> [STATED TASK] Reproduce all entries precisely, down to the last character.
(begin)
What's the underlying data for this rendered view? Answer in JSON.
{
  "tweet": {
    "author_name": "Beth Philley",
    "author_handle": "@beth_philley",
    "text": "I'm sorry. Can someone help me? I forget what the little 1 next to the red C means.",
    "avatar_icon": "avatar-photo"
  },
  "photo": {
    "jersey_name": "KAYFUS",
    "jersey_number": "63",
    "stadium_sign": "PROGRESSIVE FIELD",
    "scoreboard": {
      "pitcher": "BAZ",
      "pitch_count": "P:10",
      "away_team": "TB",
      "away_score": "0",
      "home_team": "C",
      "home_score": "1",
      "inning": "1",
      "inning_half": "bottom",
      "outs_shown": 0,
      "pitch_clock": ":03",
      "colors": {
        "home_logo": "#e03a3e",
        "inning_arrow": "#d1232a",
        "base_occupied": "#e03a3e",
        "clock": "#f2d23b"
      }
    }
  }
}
(end)
> [RIGHT ANSWER]
What's the underlying data for this rendered view? Answer in JSON.
{
  "tweet": {
    "author_name": "Beth Philley",
    "author_handle": "@beth_philley",
    "text": "I'm sorry. Can someone help me? I forget what the little 1 next to the red C means.",
    "avatar_icon": "avatar-photo"
  },
  "photo": {
    "jersey_name": "KAYFUS",
    "jersey_number": "63",
    "stadium_sign": "PROGRESSIVE FIELD",
    "scoreboard": {
      "pitcher": "BAZ",
      "pitch_count": "P:10",
      "away_team": "TB",
      "away_score": "0",
      "home_team": "C",
      "home_score": "1",
      "inning": "1",
      "inning_half": "bottom",
      "outs_shown": 0,
      "pitch_clock": ":03",
      "colors": {
        "home_logo": "#e03a3e",
        "inning_arrow": "#d1232a",
        "base_occupied": "#e03a3e",
        "clock": "#f2d23b"
      }
    }
  }
}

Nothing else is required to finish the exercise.